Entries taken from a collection
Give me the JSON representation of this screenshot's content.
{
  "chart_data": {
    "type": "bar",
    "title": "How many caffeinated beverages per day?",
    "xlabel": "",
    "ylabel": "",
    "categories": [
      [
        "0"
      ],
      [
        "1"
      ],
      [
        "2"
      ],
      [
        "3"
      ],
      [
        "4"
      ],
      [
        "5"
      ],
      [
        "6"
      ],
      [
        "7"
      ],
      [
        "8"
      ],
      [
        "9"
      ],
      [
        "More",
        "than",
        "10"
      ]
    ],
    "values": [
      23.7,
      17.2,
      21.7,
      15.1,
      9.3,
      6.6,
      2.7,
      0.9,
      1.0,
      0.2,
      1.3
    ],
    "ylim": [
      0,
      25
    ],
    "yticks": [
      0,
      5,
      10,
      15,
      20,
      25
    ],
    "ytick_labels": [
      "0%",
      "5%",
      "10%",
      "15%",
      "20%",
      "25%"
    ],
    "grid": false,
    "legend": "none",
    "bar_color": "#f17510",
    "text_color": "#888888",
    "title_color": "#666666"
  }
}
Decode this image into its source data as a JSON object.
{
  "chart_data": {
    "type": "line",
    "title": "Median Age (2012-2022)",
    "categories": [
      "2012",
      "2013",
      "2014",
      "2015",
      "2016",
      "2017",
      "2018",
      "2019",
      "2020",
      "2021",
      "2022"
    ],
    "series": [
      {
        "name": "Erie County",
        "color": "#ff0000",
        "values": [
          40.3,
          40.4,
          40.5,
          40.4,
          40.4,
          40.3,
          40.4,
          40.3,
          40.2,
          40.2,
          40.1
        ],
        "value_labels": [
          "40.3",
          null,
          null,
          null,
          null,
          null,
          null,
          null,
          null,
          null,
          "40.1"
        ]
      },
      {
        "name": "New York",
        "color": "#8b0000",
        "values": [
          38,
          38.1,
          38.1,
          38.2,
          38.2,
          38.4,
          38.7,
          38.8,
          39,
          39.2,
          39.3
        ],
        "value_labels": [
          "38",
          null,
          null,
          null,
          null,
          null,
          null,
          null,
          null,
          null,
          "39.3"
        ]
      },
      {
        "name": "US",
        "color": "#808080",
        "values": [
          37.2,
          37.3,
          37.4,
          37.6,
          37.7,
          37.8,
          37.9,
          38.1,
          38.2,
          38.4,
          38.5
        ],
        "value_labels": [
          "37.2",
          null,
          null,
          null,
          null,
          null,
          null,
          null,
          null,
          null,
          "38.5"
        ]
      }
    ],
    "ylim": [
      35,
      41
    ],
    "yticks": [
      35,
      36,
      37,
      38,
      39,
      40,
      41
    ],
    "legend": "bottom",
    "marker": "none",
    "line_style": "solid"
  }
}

- **EXERCISE GOAL**: Repeat the records above exactly as they appear.

- **EXERCISE RESULT**:
Give me the JSON representation of this screenshot's content.
{
  "chart_data": {
    "type": "bar",
    "title": "How many caffeinated beverages per day?",
    "xlabel": "",
    "ylabel": "",
    "categories": [
      [
        "0"
      ],
      [
        "1"
      ],
      [
        "2"
      ],
      [
        "3"
      ],
      [
        "4"
      ],
      [
        "5"
      ],
      [
        "6"
      ],
      [
        "7"
      ],
      [
        "8"
      ],
      [
        "9"
      ],
      [
        "More",
        "than",
        "10"
      ]
    ],
    "values": [
      23.7,
      17.2,
      21.7,
      15.1,
      9.3,
      6.6,
      2.7,
      0.9,
      1.0,
      0.2,
      1.3
    ],
    "ylim": [
      0,
      25
    ],
    "yticks": [
      0,
      5,
      10,
      15,
      20,
      25
    ],
    "ytick_labels": [
      "0%",
      "5%",
      "10%",
      "15%",
      "20%",
      "25%"
    ],
    "grid": false,
    "legend": "none",
    "bar_color": "#f17510",
    "text_color": "#888888",
    "title_color": "#666666"
  }
}
Decode this image into its source data as a JSON object.
{
  "chart_data": {
    "type": "line",
    "title": "Median Age (2012-2022)",
    "categories": [
      "2012",
      "2013",
      "2014",
      "2015",
      "2016",
      "2017",
      "2018",
      "2019",
      "2020",
      "2021",
      "2022"
    ],
    "series": [
      {
        "name": "Erie County",
        "color": "#ff0000",
        "values": [
          40.3,
          40.4,
          40.5,
          40.4,
          40.4,
          40.3,
          40.4,
          40.3,
          40.2,
          40.2,
          40.1
        ],
        "value_labels": [
          "40.3",
          null,
          null,
          null,
          null,
          null,
          null,
          null,
          null,
          null,
          "40.1"
        ]
      },
      {
        "name": "New York",
        "color": "#8b0000",
        "values": [
          38,
          38.1,
          38.1,
          38.2,
          38.2,
          38.4,
          38.7,
          38.8,
          39,
          39.2,
          39.3
        ],
        "value_labels": [
          "38",
          null,
          null,
          null,
          null,
          null,
          null,
          null,
          null,
          null,
          "39.3"
        ]
      },
      {
        "name": "US",
        "color": "#808080",
        "values": [
          37.2,
          37.3,
          37.4,
          37.6,
          37.7,
          37.8,
          37.9,
          38.1,
          38.2,
          38.4,
          38.5
        ],
        "value_labels": [
          "37.2",
          null,
          null,
          null,
          null,
          null,
          null,
          null,
          null,
          null,
          "38.5"
        ]
      }
    ],
    "ylim": [
      35,
      41
    ],
    "yticks": [
      35,
      36,
      37,
      38,
      39,
      40,
      41
    ],
    "legend": "bottom",
    "marker": "none",
    "line_style": "solid"
  }
}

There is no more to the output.